> _REQUEST_: Word for word, quote all of the material, omitting the pictures.

> _INFORMATION PROVIDED_:
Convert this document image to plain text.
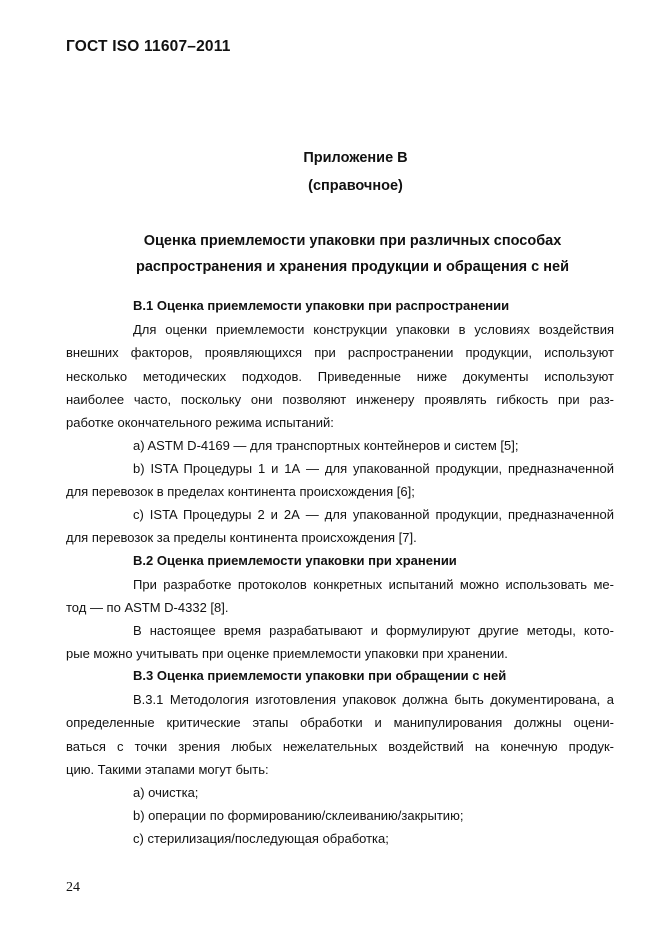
ГОСТ ISO 11607–2011
Приложение В
(справочное)
Оценка приемлемости упаковки при различных способах
распространения и хранения продукции и обращения с ней
В.1 Оценка приемлемости упаковки при распространении
Для оценки приемлемости конструкции упаковки в условиях воздействия
внешних факторов, проявляющихся при распространении продукции, используют
несколько методических подходов. Приведенные ниже документы используют
наиболее часто, поскольку они позволяют инженеру проявлять гибкость при раз-
работке окончательного режима испытаний:
a) ASTM D-4169 — для транспортных контейнеров и систем [5];
b) ISTA Процедуры 1 и 1А — для упакованной продукции, предназначенной
для перевозок в пределах континента происхождения [6];
c) ISTA Процедуры 2 и 2А — для упакованной продукции, предназначенной
для перевозок за пределы континента происхождения [7].
В.2 Оценка приемлемости упаковки при хранении
При разработке протоколов конкретных испытаний можно использовать ме-
тод — по ASTM D-4332 [8].
В настоящее время разрабатывают и формулируют другие методы, кото-
рые можно учитывать при оценке приемлемости упаковки при хранении.
В.3 Оценка приемлемости упаковки при обращении с ней
В.3.1 Методология изготовления упаковок должна быть документирована, а
определенные критические этапы обработки и манипулирования должны оцени-
ваться с точки зрения любых нежелательных воздействий на конечную продук-
цию. Такими этапами могут быть:
a) очистка;
b) операции по формированию/склеиванию/закрытию;
c) стерилизация/последующая обработка;
24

> _EXERCISE OUTPUT_:
Convert this document image to plain text.
ГОСТ ISO 11607–2011
Приложение В
(справочное)
Оценка приемлемости упаковки при различных способах
распространения и хранения продукции и обращения с ней
В.1 Оценка приемлемости упаковки при распространении
Для оценки приемлемости конструкции упаковки в условиях воздействия
внешних факторов, проявляющихся при распространении продукции, используют
несколько методических подходов. Приведенные ниже документы используют
наиболее часто, поскольку они позволяют инженеру проявлять гибкость при раз-
работке окончательного режима испытаний:
a) ASTM D-4169 — для транспортных контейнеров и систем [5];
b) ISTA Процедуры 1 и 1А — для упакованной продукции, предназначенной
для перевозок в пределах континента происхождения [6];
c) ISTA Процедуры 2 и 2А — для упакованной продукции, предназначенной
для перевозок за пределы континента происхождения [7].
В.2 Оценка приемлемости упаковки при хранении
При разработке протоколов конкретных испытаний можно использовать ме-
тод — по ASTM D-4332 [8].
В настоящее время разрабатывают и формулируют другие методы, кото-
рые можно учитывать при оценке приемлемости упаковки при хранении.
В.3 Оценка приемлемости упаковки при обращении с ней
В.3.1 Методология изготовления упаковок должна быть документирована, а
определенные критические этапы обработки и манипулирования должны оцени-
ваться с точки зрения любых нежелательных воздействий на конечную продук-
цию. Такими этапами могут быть:
a) очистка;
b) операции по формированию/склеиванию/закрытию;
c) стерилизация/последующая обработка;
24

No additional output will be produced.